*Problem description*.
Count how many lines of the data below contain the string "Birth"; the reply should be that number alone.

Entries with figure data:
====================
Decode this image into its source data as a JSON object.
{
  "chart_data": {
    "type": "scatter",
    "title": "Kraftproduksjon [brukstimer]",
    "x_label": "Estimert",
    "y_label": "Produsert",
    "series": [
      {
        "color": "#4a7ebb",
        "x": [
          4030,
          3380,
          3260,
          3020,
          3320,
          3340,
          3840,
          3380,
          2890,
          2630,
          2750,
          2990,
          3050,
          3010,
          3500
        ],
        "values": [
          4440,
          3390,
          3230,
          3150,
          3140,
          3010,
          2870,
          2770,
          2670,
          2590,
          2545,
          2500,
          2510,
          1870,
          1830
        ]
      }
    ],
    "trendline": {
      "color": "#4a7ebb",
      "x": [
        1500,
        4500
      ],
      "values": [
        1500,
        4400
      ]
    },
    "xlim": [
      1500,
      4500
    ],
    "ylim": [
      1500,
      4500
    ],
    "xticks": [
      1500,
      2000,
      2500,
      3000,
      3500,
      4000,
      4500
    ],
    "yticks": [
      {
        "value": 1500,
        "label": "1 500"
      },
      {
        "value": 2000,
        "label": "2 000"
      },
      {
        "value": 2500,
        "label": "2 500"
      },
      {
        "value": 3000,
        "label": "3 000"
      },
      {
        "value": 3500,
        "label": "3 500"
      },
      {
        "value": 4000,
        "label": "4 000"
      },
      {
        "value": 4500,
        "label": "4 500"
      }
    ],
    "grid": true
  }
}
====================
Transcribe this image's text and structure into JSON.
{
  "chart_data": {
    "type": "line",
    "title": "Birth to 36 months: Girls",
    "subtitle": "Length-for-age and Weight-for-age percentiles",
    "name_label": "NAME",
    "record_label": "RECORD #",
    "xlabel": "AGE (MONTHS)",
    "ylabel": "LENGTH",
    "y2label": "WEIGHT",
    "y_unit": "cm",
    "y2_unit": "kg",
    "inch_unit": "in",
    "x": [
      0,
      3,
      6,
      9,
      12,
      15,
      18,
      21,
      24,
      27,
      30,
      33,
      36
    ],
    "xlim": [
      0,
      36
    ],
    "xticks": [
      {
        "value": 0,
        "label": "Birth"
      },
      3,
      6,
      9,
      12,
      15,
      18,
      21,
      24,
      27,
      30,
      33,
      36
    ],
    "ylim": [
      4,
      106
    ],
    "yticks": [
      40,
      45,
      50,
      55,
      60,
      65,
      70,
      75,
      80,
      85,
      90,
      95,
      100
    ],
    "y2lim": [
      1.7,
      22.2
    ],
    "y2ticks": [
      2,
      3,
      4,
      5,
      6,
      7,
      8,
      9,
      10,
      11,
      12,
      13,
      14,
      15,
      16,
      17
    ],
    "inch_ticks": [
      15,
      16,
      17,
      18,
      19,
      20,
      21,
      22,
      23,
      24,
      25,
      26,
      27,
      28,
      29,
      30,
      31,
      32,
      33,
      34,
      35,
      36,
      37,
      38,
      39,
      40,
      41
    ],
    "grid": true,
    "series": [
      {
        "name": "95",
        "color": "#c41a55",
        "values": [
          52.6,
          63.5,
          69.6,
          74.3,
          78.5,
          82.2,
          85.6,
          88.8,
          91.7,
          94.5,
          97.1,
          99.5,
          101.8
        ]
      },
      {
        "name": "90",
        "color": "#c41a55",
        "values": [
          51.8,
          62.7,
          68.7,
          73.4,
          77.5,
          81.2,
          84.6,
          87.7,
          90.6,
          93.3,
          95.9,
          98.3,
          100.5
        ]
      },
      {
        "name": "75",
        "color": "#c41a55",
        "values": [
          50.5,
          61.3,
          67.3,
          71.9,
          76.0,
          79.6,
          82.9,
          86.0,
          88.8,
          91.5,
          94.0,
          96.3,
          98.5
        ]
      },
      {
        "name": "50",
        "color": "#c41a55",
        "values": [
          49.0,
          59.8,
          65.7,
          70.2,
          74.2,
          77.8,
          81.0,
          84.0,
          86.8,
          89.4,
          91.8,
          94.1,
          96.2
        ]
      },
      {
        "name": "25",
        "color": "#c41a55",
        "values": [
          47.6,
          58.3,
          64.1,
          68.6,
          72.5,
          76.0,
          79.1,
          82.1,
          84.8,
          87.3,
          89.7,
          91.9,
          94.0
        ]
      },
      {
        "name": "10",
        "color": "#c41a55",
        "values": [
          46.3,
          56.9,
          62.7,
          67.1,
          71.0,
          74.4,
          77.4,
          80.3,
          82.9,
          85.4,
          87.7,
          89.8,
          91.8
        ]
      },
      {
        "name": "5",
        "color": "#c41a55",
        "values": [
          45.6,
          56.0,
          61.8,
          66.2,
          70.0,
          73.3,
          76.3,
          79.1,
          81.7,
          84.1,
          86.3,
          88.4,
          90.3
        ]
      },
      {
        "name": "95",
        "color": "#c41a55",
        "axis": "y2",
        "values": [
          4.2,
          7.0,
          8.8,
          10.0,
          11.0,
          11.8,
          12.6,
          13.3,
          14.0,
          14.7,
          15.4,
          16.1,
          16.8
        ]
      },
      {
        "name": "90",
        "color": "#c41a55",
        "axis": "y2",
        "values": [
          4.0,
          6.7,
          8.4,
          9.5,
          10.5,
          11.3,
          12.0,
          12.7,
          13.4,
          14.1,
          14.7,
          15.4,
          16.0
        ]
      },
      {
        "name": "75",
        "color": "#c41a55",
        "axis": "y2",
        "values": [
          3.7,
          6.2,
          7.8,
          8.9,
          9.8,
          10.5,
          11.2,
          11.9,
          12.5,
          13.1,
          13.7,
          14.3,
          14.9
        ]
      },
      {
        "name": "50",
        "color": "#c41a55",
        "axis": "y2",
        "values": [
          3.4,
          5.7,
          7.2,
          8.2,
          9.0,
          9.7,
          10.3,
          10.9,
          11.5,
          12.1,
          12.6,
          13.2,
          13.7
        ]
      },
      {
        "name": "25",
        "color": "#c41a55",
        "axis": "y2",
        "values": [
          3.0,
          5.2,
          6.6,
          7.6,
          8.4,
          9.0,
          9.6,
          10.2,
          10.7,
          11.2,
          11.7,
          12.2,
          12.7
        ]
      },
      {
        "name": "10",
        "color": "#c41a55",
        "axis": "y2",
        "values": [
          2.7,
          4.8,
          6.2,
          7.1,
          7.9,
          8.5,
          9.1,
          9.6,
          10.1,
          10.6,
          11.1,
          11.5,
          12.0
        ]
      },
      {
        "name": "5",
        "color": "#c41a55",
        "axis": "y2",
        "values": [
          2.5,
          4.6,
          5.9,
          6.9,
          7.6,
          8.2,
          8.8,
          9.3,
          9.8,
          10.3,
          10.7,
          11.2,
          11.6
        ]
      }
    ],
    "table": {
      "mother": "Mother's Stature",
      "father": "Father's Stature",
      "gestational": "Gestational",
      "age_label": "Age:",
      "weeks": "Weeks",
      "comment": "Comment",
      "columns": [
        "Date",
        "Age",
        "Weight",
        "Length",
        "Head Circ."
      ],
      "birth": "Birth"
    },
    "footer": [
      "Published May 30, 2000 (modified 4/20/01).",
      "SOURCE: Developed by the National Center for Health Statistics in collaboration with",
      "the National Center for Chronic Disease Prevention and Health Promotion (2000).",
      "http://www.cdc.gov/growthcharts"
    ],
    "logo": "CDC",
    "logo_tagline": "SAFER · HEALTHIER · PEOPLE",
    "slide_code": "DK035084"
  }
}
====================
*Exercise answer*.
3